====== Exercise material ======
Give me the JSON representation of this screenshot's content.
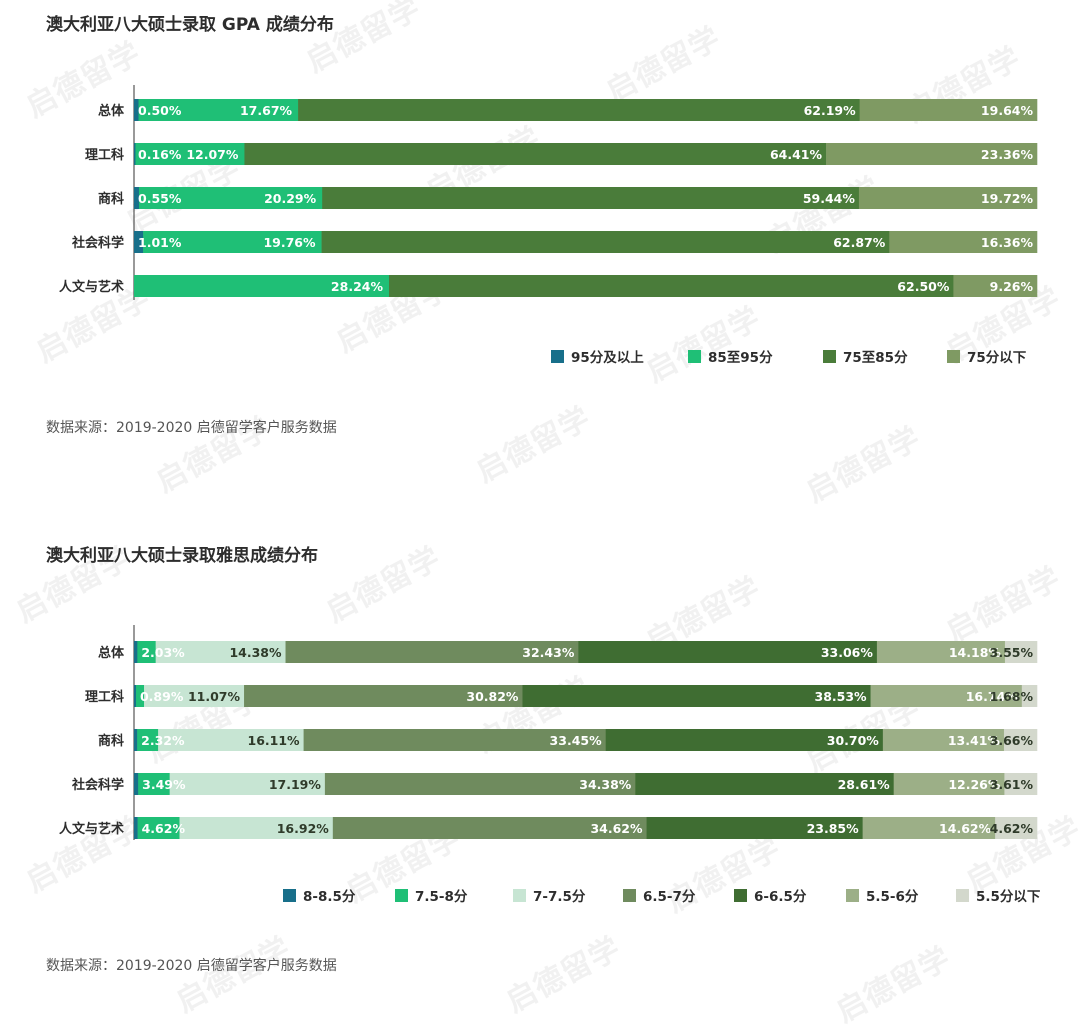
{
  "charts": [
    {
      "title": "澳大利亚八大硕士录取 GPA 成绩分布",
      "source": "数据来源：2019-2020 启德留学客户服务数据"
    },
    {
      "title": "澳大利亚八大硕士录取雅思成绩分布",
      "source": "数据来源：2019-2020 启德留学客户服务数据"
    }
  ],
  "watermark": "启德留学",
  "chart_data": [
    {
      "type": "bar",
      "stacked": true,
      "orientation": "horizontal",
      "title": "澳大利亚八大硕士录取 GPA 成绩分布",
      "categories": [
        "总体",
        "理工科",
        "商科",
        "社会科学",
        "人文与艺术"
      ],
      "unit": "%",
      "series": [
        {
          "name": "95分及以上",
          "color": "#186f8a",
          "values": [
            0.5,
            0.16,
            0.55,
            1.01,
            0
          ],
          "labels": [
            "0.50%",
            "0.16%",
            "0.55%",
            "1.01%",
            ""
          ]
        },
        {
          "name": "85至95分",
          "color": "#1fbf76",
          "values": [
            17.67,
            12.07,
            20.29,
            19.76,
            28.24
          ],
          "labels": [
            "17.67%",
            "12.07%",
            "20.29%",
            "19.76%",
            "28.24%"
          ]
        },
        {
          "name": "75至85分",
          "color": "#4a7c3a",
          "values": [
            62.19,
            64.41,
            59.44,
            62.87,
            62.5
          ],
          "labels": [
            "62.19%",
            "64.41%",
            "59.44%",
            "62.87%",
            "62.50%"
          ]
        },
        {
          "name": "75分以下",
          "color": "#7f9a63",
          "values": [
            19.64,
            23.36,
            19.72,
            16.36,
            9.26
          ],
          "labels": [
            "19.64%",
            "23.36%",
            "19.72%",
            "16.36%",
            "9.26%"
          ]
        }
      ],
      "legend_position": "bottom-right"
    },
    {
      "type": "bar",
      "stacked": true,
      "orientation": "horizontal",
      "title": "澳大利亚八大硕士录取雅思成绩分布",
      "categories": [
        "总体",
        "理工科",
        "商科",
        "社会科学",
        "人文与艺术"
      ],
      "unit": "%",
      "series": [
        {
          "name": "8-8.5分",
          "color": "#186f8a",
          "values": [
            0.37,
            0.22,
            0.35,
            0.46,
            0.4
          ],
          "labels": [
            "",
            "",
            "",
            "",
            ""
          ]
        },
        {
          "name": "7.5-8分",
          "color": "#1fbf76",
          "values": [
            2.03,
            0.89,
            2.32,
            3.49,
            4.62
          ],
          "labels": [
            "2.03%",
            "0.89%",
            "2.32%",
            "3.49%",
            "4.62%"
          ]
        },
        {
          "name": "7-7.5分",
          "color": "#c7e5d3",
          "values": [
            14.38,
            11.07,
            16.11,
            17.19,
            16.92
          ],
          "labels": [
            "14.38%",
            "11.07%",
            "16.11%",
            "17.19%",
            "16.92%"
          ]
        },
        {
          "name": "6.5-7分",
          "color": "#6f8b5e",
          "values": [
            32.43,
            30.82,
            33.45,
            34.38,
            34.62
          ],
          "labels": [
            "32.43%",
            "30.82%",
            "33.45%",
            "34.38%",
            "34.62%"
          ]
        },
        {
          "name": "6-6.5分",
          "color": "#3f6d32",
          "values": [
            33.06,
            38.53,
            30.7,
            28.61,
            23.85
          ],
          "labels": [
            "33.06%",
            "38.53%",
            "30.70%",
            "28.61%",
            "23.85%"
          ]
        },
        {
          "name": "5.5-6分",
          "color": "#9caf87",
          "values": [
            14.18,
            16.74,
            13.41,
            12.26,
            14.62
          ],
          "labels": [
            "14.18%",
            "16.74%",
            "13.41%",
            "12.26%",
            "14.62%"
          ]
        },
        {
          "name": "5.5分以下",
          "color": "#d3d8cc",
          "values": [
            3.55,
            1.68,
            3.66,
            3.61,
            4.62
          ],
          "labels": [
            "3.55%",
            "1.68%",
            "3.66%",
            "3.61%",
            "4.62%"
          ]
        }
      ],
      "legend_position": "bottom-center"
    }
  ]
}
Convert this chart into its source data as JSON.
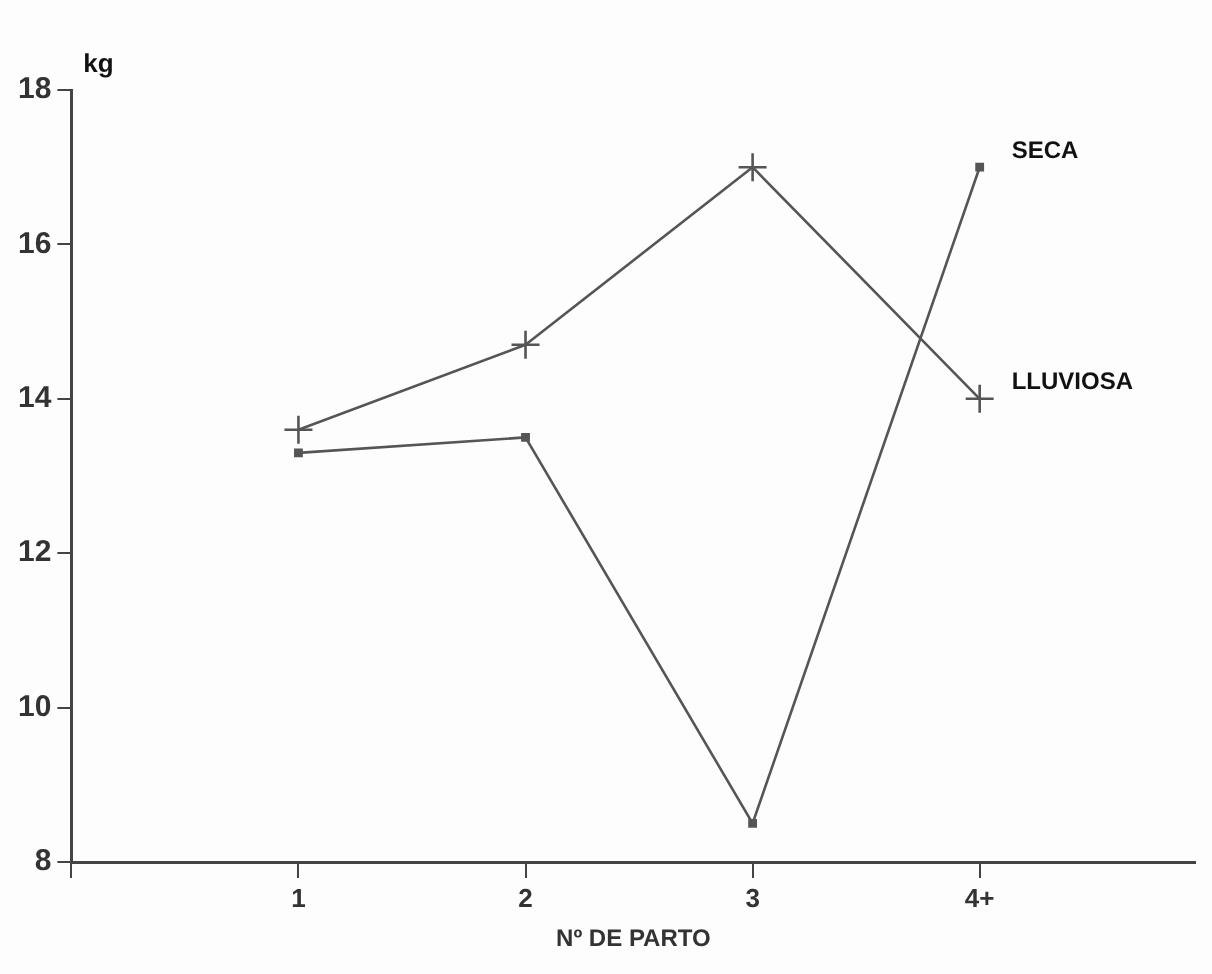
{
  "chart_data": {
    "type": "line",
    "xlabel": "Nº DE PARTO",
    "ylabel": "kg",
    "categories": [
      "1",
      "2",
      "3",
      "4+"
    ],
    "series": [
      {
        "name": "SECA",
        "color": "#555555",
        "marker": "square",
        "values": [
          13.3,
          13.5,
          8.5,
          17.0
        ]
      },
      {
        "name": "LLUVIOSA",
        "color": "#555555",
        "marker": "cross",
        "values": [
          13.6,
          14.7,
          17.0,
          14.0
        ]
      }
    ],
    "ylim": [
      8,
      18
    ],
    "yticks": [
      8,
      10,
      12,
      14,
      16,
      18
    ],
    "grid": false,
    "legend": false,
    "line_style": "solid"
  }
}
======
Request |
Your job is to transcribe the entries above exactly; skip the pictures.

Response below |
Give me the JSON representation of this screenshot's content.
{
  "charts": [
    {
      "title": "澳大利亚八大硕士录取 GPA 成绩分布",
      "source": "数据来源：2019-2020 启德留学客户服务数据"
    },
    {
      "title": "澳大利亚八大硕士录取雅思成绩分布",
      "source": "数据来源：2019-2020 启德留学客户服务数据"
    }
  ],
  "watermark": "启德留学",
  "chart_data": [
    {
      "type": "bar",
      "stacked": true,
      "orientation": "horizontal",
      "title": "澳大利亚八大硕士录取 GPA 成绩分布",
      "categories": [
        "总体",
        "理工科",
        "商科",
        "社会科学",
        "人文与艺术"
      ],
      "unit": "%",
      "series": [
        {
          "name": "95分及以上",
          "color": "#186f8a",
          "values": [
            0.5,
            0.16,
            0.55,
            1.01,
            0
          ],
          "labels": [
            "0.50%",
            "0.16%",
            "0.55%",
            "1.01%",
            ""
          ]
        },
        {
          "name": "85至95分",
          "color": "#1fbf76",
          "values": [
            17.67,
            12.07,
            20.29,
            19.76,
            28.24
          ],
          "labels": [
            "17.67%",
            "12.07%",
            "20.29%",
            "19.76%",
            "28.24%"
          ]
        },
        {
          "name": "75至85分",
          "color": "#4a7c3a",
          "values": [
            62.19,
            64.41,
            59.44,
            62.87,
            62.5
          ],
          "labels": [
            "62.19%",
            "64.41%",
            "59.44%",
            "62.87%",
            "62.50%"
          ]
        },
        {
          "name": "75分以下",
          "color": "#7f9a63",
          "values": [
            19.64,
            23.36,
            19.72,
            16.36,
            9.26
          ],
          "labels": [
            "19.64%",
            "23.36%",
            "19.72%",
            "16.36%",
            "9.26%"
          ]
        }
      ],
      "legend_position": "bottom-right"
    },
    {
      "type": "bar",
      "stacked": true,
      "orientation": "horizontal",
      "title": "澳大利亚八大硕士录取雅思成绩分布",
      "categories": [
        "总体",
        "理工科",
        "商科",
        "社会科学",
        "人文与艺术"
      ],
      "unit": "%",
      "series": [
        {
          "name": "8-8.5分",
          "color": "#186f8a",
          "values": [
            0.37,
            0.22,
            0.35,
            0.46,
            0.4
          ],
          "labels": [
            "",
            "",
            "",
            "",
            ""
          ]
        },
        {
          "name": "7.5-8分",
          "color": "#1fbf76",
          "values": [
            2.03,
            0.89,
            2.32,
            3.49,
            4.62
          ],
          "labels": [
            "2.03%",
            "0.89%",
            "2.32%",
            "3.49%",
            "4.62%"
          ]
        },
        {
          "name": "7-7.5分",
          "color": "#c7e5d3",
          "values": [
            14.38,
            11.07,
            16.11,
            17.19,
            16.92
          ],
          "labels": [
            "14.38%",
            "11.07%",
            "16.11%",
            "17.19%",
            "16.92%"
          ]
        },
        {
          "name": "6.5-7分",
          "color": "#6f8b5e",
          "values": [
            32.43,
            30.82,
            33.45,
            34.38,
            34.62
          ],
          "labels": [
            "32.43%",
            "30.82%",
            "33.45%",
            "34.38%",
            "34.62%"
          ]
        },
        {
          "name": "6-6.5分",
          "color": "#3f6d32",
          "values": [
            33.06,
            38.53,
            30.7,
            28.61,
            23.85
          ],
          "labels": [
            "33.06%",
            "38.53%",
            "30.70%",
            "28.61%",
            "23.85%"
          ]
        },
        {
          "name": "5.5-6分",
          "color": "#9caf87",
          "values": [
            14.18,
            16.74,
            13.41,
            12.26,
            14.62
          ],
          "labels": [
            "14.18%",
            "16.74%",
            "13.41%",
            "12.26%",
            "14.62%"
          ]
        },
        {
          "name": "5.5分以下",
          "color": "#d3d8cc",
          "values": [
            3.55,
            1.68,
            3.66,
            3.61,
            4.62
          ],
          "labels": [
            "3.55%",
            "1.68%",
            "3.66%",
            "3.61%",
            "4.62%"
          ]
        }
      ],
      "legend_position": "bottom-center"
    }
  ]
}
Convert this chart into its source data as JSON.
{
  "chart_data": {
    "type": "line",
    "xlabel": "Nº DE PARTO",
    "ylabel": "kg",
    "categories": [
      "1",
      "2",
      "3",
      "4+"
    ],
    "series": [
      {
        "name": "SECA",
        "color": "#555555",
        "marker": "square",
        "values": [
          13.3,
          13.5,
          8.5,
          17.0
        ]
      },
      {
        "name": "LLUVIOSA",
        "color": "#555555",
        "marker": "cross",
        "values": [
          13.6,
          14.7,
          17.0,
          14.0
        ]
      }
    ],
    "ylim": [
      8,
      18
    ],
    "yticks": [
      8,
      10,
      12,
      14,
      16,
      18
    ],
    "grid": false,
    "legend": false,
    "line_style": "solid"
  }
}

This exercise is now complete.